-- Exercise directions --
Filter this material down to the lines that hold "Проектная", copying each one.
━━━━━━━━━━━━━━━━
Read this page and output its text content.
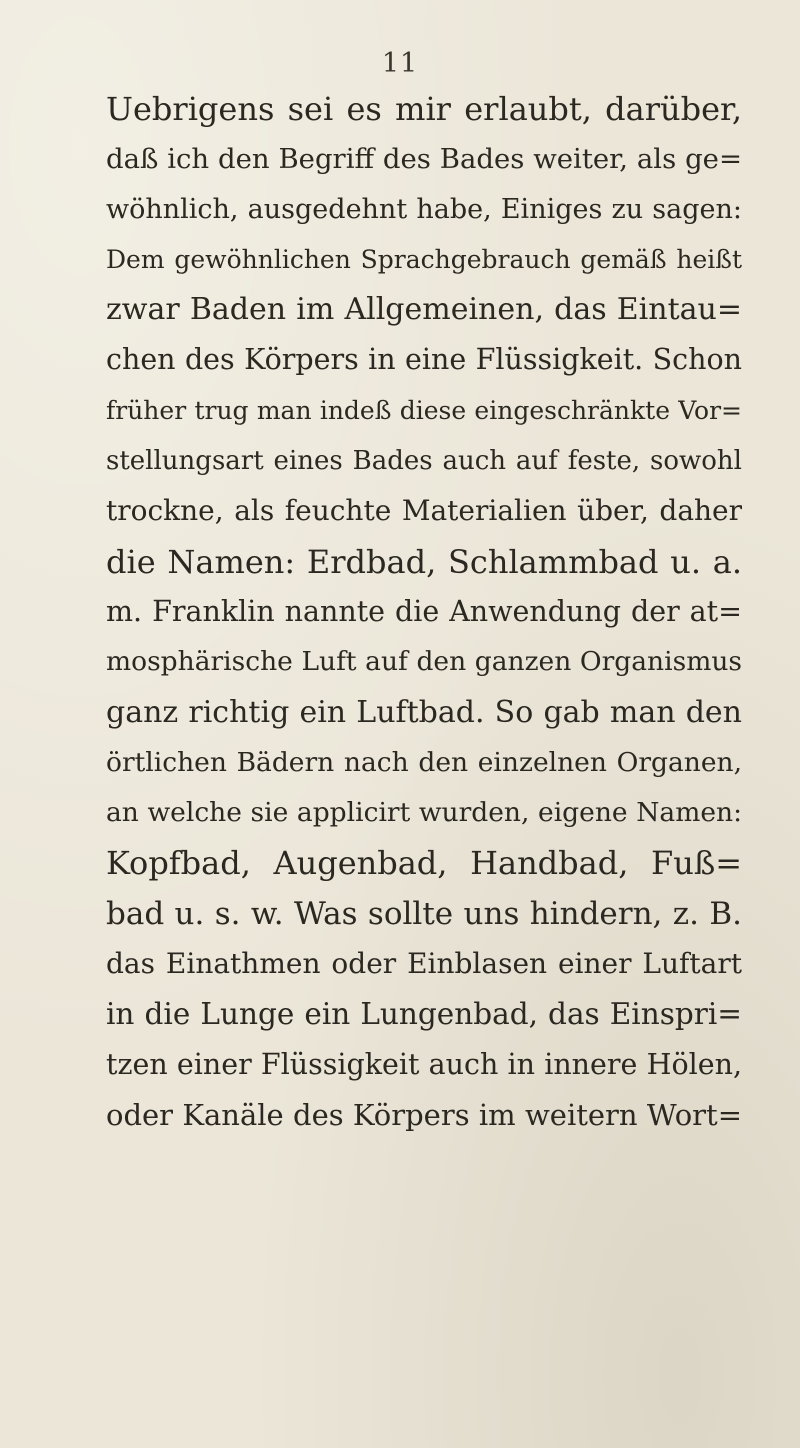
11
Uebrigens sei es mir erlaubt, darüber,
daß ich den Begriff des Bades weiter, als ge=
wöhnlich, ausgedehnt habe, Einiges zu sagen:
Dem gewöhnlichen Sprachgebrauch gemäß heißt
zwar Baden im Allgemeinen, das Eintau=
chen des Körpers in eine Flüssigkeit. Schon
früher trug man indeß diese eingeschränkte Vor=
stellungsart eines Bades auch auf feste, sowohl
trockne, als feuchte Materialien über, daher
die Namen: Erdbad, Schlammbad u. a.
m. Franklin nannte die Anwendung der at=
mosphärische Luft auf den ganzen Organismus
ganz richtig ein Luftbad. So gab man den
örtlichen Bädern nach den einzelnen Organen,
an welche sie applicirt wurden, eigene Namen:
Kopfbad, Augenbad, Handbad, Fuß=
bad u. s. w. Was sollte uns hindern, z. B.
das Einathmen oder Einblasen einer Luftart
in die Lunge ein Lungenbad, das Einspri=
tzen einer Flüssigkeit auch in innere Hölen,
oder Kanäle des Körpers im weitern Wort=
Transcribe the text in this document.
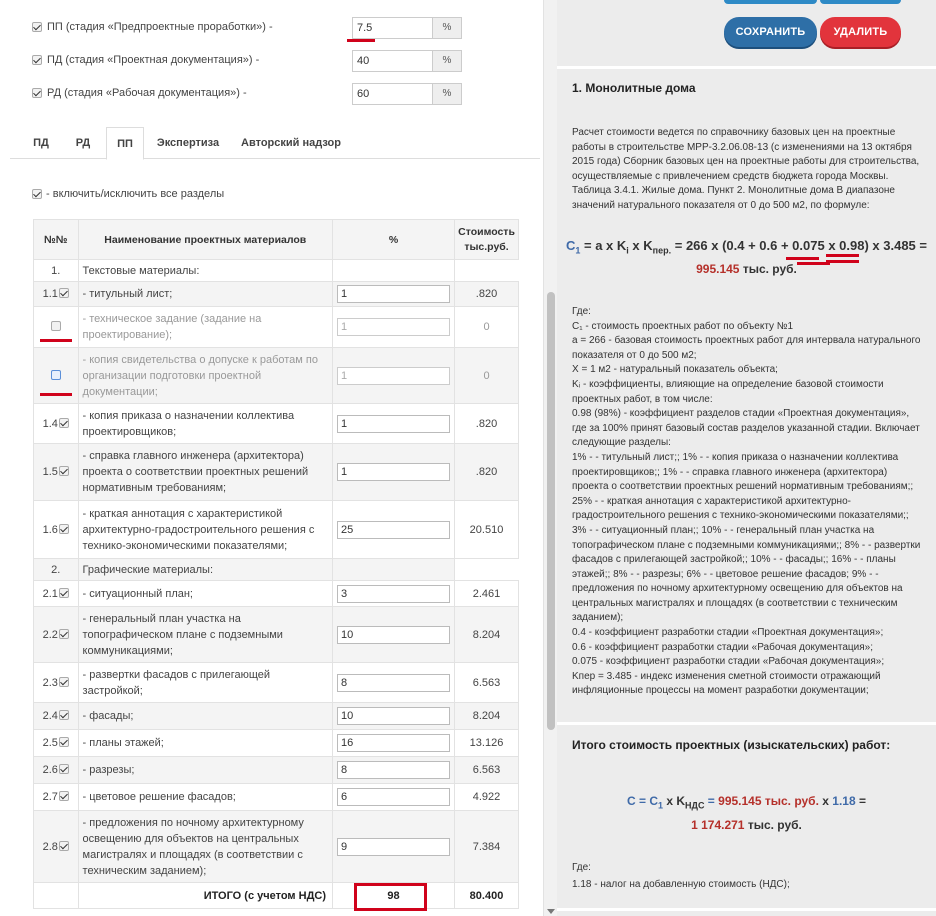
ПП (стадия «Предпроектные проработки») -
7.5	%
ПД (стадия «Проектная документация») -
40	%
РД (стадия «Рабочая документация») -
60	%
ПД	РД	ПП	Экспертиза	Авторский надзор
- включить/исключить все разделы
№№	Наименование проектных материалов	%	Стоимость тыс.руб.
1.	Текстовые материалы:		
1.1	- титульный лист;	1	.820
	- техническое задание (задание на проектирование);	1	0
	- копия свидетельства о допуске к работам по организации подготовки проектной документации;	1	0
1.4	- копия приказа о назначении коллектива проектировщиков;	1	.820
1.5	- справка главного инженера (архитектора) проекта о соответствии проектных решений нормативным требованиям;	1	.820
1.6	- краткая аннотация с характеристикой архитектурно-градостроительного решения с технико-экономическими показателями;	25	20.510
2.	Графические материалы:		
2.1	- ситуационный план;	3	2.461
2.2	- генеральный план участка на топографическом плане с подземными коммуникациями;	10	8.204
2.3	- развертки фасадов с прилегающей застройкой;	8	6.563
2.4	- фасады;	10	8.204
2.5	- планы этажей;	16	13.126
2.6	- разрезы;	8	6.563
2.7	- цветовое решение фасадов;	6	4.922
2.8	- предложения по ночному архитектурному освещению для объектов на центральных магистралях и площадях (в соответствии с техническим заданием);	9	7.384
	ИТОГО (с учетом НДС)	98	80.400
СОХРАНИТЬ	УДАЛИТЬ
1. Монолитные дома
Расчет стоимости ведется по справочнику базовых цен на проектные работы в строительстве МРР-3.2.06.08-13 (с изменениями на 13 октября 2015 года) Сборник базовых цен на проектные работы для строительства, осуществляемые с привлечением средств бюджета города Москвы. Таблица 3.4.1. Жилые дома. Пункт 2. Монолитные дома В диапазоне значений натурального показателя от 0 до 500 м2, по формуле:
$C_1 = a$ x $K_i$ x $K_{пер.} = 266$ x (0.4 + 0.6 + 0.075 x 0.98) x 3.485 =
995.145 тыс. руб.

Где:

C₁ - стоимость проектных работ по объекту №1

a = 266 - базовая стоимость проектных работ для интервала натурального показателя от 0 до 500 м2;

X = 1 м2 - натуральный показатель объекта;

Kᵢ - коэффициенты, влияющие на определение базовой стоимости проектных работ, в том числе:

0.98 (98%) - коэффициент разделов стадии «Проектная документация», где за 100% принят базовый состав разделов указанной стадии. Включает следующие разделы:

1% - - титульный лист;; 1% - - копия приказа о назначении коллектива проектировщиков;; 1% - - справка главного инженера (архитектора) проекта о соответствии проектных решений нормативным требованиям;; 25% - - краткая аннотация с характеристикой архитектурно-градостроительного решения с технико-экономическими показателями;; 3% - - ситуационный план;; 10% - - генеральный план участка на топографическом плане с подземными коммуникациями;; 8% - - развертки фасадов с прилегающей застройкой;; 10% - - фасады;; 16% - - планы этажей;; 8% - - разрезы; 6% - - цветовое решение фасадов; 9% - - предложения по ночному архитектурному освещению для объектов на центральных магистралях и площадях (в соответствии с техническим заданием);

0.4 - коэффициент разработки стадии «Проектная документация»;

0.6 - коэффициент разработки стадии «Рабочая документация»;

0.075 - коэффициент разработки стадии «Рабочая документация»;

Kпер = 3.485 - индекс изменения сметной стоимости отражающий инфляционные процессы на момент разработки документации;

Итого стоимость проектных (изыскательских) работ:
$C = C_1$ x $K_{НДС} = 995.145$ тыс. руб. x 1.18 =
1 174.271 тыс. руб.

Где:

1.18 - налог на добавленную стоимость (НДС);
━━━━━━━━━━━━━━━━
-- Response for this exercise --
ПД (стадия «Проектная документация») -
0.98 (98%) - коэффициент разделов стадии «Проектная документация», где за 100% принят базовый состав разделов указанной стадии. Включает следующие разделы:
0.4 - коэффициент разработки стадии «Проектная документация»;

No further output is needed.